[BEGIN]

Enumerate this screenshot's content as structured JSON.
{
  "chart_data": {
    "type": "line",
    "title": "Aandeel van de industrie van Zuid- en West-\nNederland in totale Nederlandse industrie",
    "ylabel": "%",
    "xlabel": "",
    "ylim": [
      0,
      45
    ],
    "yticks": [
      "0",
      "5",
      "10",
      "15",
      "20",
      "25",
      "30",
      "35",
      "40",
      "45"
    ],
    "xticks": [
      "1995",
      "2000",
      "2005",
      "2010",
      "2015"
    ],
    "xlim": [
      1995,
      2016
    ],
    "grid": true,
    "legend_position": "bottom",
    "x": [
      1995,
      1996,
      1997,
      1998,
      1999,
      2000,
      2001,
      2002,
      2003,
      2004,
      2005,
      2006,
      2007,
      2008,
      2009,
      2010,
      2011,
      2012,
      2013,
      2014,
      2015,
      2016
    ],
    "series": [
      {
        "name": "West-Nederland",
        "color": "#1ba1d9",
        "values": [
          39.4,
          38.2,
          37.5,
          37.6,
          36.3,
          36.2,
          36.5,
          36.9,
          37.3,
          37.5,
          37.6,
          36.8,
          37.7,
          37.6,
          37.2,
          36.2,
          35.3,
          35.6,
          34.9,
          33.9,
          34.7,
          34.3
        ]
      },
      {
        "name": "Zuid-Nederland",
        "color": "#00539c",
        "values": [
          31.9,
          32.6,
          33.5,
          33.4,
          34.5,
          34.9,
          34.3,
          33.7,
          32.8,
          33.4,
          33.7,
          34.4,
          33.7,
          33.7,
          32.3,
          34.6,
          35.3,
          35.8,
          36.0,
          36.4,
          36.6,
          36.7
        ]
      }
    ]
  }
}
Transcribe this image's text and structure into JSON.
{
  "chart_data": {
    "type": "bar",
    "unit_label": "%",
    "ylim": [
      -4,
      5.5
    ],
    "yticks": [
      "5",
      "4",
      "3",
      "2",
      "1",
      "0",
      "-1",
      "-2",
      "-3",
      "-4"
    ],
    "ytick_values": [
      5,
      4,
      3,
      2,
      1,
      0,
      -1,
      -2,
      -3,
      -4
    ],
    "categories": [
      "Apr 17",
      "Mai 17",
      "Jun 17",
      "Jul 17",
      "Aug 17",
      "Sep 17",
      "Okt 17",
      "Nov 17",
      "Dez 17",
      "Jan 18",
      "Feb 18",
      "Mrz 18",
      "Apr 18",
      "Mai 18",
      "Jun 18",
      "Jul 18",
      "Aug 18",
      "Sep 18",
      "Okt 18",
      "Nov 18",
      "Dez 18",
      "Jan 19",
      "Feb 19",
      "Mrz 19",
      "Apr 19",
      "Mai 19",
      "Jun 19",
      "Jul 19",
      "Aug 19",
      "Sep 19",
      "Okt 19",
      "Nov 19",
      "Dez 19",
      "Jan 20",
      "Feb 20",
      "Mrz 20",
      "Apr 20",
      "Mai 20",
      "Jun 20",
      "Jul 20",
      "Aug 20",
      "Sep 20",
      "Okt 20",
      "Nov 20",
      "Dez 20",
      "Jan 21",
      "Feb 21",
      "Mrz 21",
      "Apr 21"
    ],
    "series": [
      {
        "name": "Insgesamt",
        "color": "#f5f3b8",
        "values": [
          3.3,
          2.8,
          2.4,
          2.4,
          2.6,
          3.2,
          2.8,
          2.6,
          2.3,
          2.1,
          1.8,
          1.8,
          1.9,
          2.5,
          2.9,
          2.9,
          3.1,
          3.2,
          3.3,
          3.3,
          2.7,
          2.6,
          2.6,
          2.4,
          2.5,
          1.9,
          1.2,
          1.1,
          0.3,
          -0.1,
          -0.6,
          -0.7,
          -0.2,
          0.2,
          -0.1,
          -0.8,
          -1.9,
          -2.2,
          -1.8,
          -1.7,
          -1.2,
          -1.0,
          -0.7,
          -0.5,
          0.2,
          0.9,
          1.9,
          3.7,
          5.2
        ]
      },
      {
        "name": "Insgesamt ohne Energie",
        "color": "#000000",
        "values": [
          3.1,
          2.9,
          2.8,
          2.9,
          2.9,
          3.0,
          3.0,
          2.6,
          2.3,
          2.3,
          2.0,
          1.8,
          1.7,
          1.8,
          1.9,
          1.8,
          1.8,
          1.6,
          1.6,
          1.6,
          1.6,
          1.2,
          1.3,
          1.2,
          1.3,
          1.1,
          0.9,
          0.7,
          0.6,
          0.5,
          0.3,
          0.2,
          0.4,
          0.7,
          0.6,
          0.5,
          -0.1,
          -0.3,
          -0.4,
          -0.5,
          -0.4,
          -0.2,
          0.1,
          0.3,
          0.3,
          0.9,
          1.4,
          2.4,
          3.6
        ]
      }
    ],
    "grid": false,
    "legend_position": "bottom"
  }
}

[END]

All of the entries above must be quoted exactly.

Enumerate this screenshot's content as structured JSON.
{
  "chart_data": {
    "type": "line",
    "title": "Aandeel van de industrie van Zuid- en West-\nNederland in totale Nederlandse industrie",
    "ylabel": "%",
    "xlabel": "",
    "ylim": [
      0,
      45
    ],
    "yticks": [
      "0",
      "5",
      "10",
      "15",
      "20",
      "25",
      "30",
      "35",
      "40",
      "45"
    ],
    "xticks": [
      "1995",
      "2000",
      "2005",
      "2010",
      "2015"
    ],
    "xlim": [
      1995,
      2016
    ],
    "grid": true,
    "legend_position": "bottom",
    "x": [
      1995,
      1996,
      1997,
      1998,
      1999,
      2000,
      2001,
      2002,
      2003,
      2004,
      2005,
      2006,
      2007,
      2008,
      2009,
      2010,
      2011,
      2012,
      2013,
      2014,
      2015,
      2016
    ],
    "series": [
      {
        "name": "West-Nederland",
        "color": "#1ba1d9",
        "values": [
          39.4,
          38.2,
          37.5,
          37.6,
          36.3,
          36.2,
          36.5,
          36.9,
          37.3,
          37.5,
          37.6,
          36.8,
          37.7,
          37.6,
          37.2,
          36.2,
          35.3,
          35.6,
          34.9,
          33.9,
          34.7,
          34.3
        ]
      },
      {
        "name": "Zuid-Nederland",
        "color": "#00539c",
        "values": [
          31.9,
          32.6,
          33.5,
          33.4,
          34.5,
          34.9,
          34.3,
          33.7,
          32.8,
          33.4,
          33.7,
          34.4,
          33.7,
          33.7,
          32.3,
          34.6,
          35.3,
          35.8,
          36.0,
          36.4,
          36.6,
          36.7
        ]
      }
    ]
  }
}
Transcribe this image's text and structure into JSON.
{
  "chart_data": {
    "type": "bar",
    "unit_label": "%",
    "ylim": [
      -4,
      5.5
    ],
    "yticks": [
      "5",
      "4",
      "3",
      "2",
      "1",
      "0",
      "-1",
      "-2",
      "-3",
      "-4"
    ],
    "ytick_values": [
      5,
      4,
      3,
      2,
      1,
      0,
      -1,
      -2,
      -3,
      -4
    ],
    "categories": [
      "Apr 17",
      "Mai 17",
      "Jun 17",
      "Jul 17",
      "Aug 17",
      "Sep 17",
      "Okt 17",
      "Nov 17",
      "Dez 17",
      "Jan 18",
      "Feb 18",
      "Mrz 18",
      "Apr 18",
      "Mai 18",
      "Jun 18",
      "Jul 18",
      "Aug 18",
      "Sep 18",
      "Okt 18",
      "Nov 18",
      "Dez 18",
      "Jan 19",
      "Feb 19",
      "Mrz 19",
      "Apr 19",
      "Mai 19",
      "Jun 19",
      "Jul 19",
      "Aug 19",
      "Sep 19",
      "Okt 19",
      "Nov 19",
      "Dez 19",
      "Jan 20",
      "Feb 20",
      "Mrz 20",
      "Apr 20",
      "Mai 20",
      "Jun 20",
      "Jul 20",
      "Aug 20",
      "Sep 20",
      "Okt 20",
      "Nov 20",
      "Dez 20",
      "Jan 21",
      "Feb 21",
      "Mrz 21",
      "Apr 21"
    ],
    "series": [
      {
        "name": "Insgesamt",
        "color": "#f5f3b8",
        "values": [
          3.3,
          2.8,
          2.4,
          2.4,
          2.6,
          3.2,
          2.8,
          2.6,
          2.3,
          2.1,
          1.8,
          1.8,
          1.9,
          2.5,
          2.9,
          2.9,
          3.1,
          3.2,
          3.3,
          3.3,
          2.7,
          2.6,
          2.6,
          2.4,
          2.5,
          1.9,
          1.2,
          1.1,
          0.3,
          -0.1,
          -0.6,
          -0.7,
          -0.2,
          0.2,
          -0.1,
          -0.8,
          -1.9,
          -2.2,
          -1.8,
          -1.7,
          -1.2,
          -1.0,
          -0.7,
          -0.5,
          0.2,
          0.9,
          1.9,
          3.7,
          5.2
        ]
      },
      {
        "name": "Insgesamt ohne Energie",
        "color": "#000000",
        "values": [
          3.1,
          2.9,
          2.8,
          2.9,
          2.9,
          3.0,
          3.0,
          2.6,
          2.3,
          2.3,
          2.0,
          1.8,
          1.7,
          1.8,
          1.9,
          1.8,
          1.8,
          1.6,
          1.6,
          1.6,
          1.6,
          1.2,
          1.3,
          1.2,
          1.3,
          1.1,
          0.9,
          0.7,
          0.6,
          0.5,
          0.3,
          0.2,
          0.4,
          0.7,
          0.6,
          0.5,
          -0.1,
          -0.3,
          -0.4,
          -0.5,
          -0.4,
          -0.2,
          0.1,
          0.3,
          0.3,
          0.9,
          1.4,
          2.4,
          3.6
        ]
      }
    ],
    "grid": false,
    "legend_position": "bottom"
  }
}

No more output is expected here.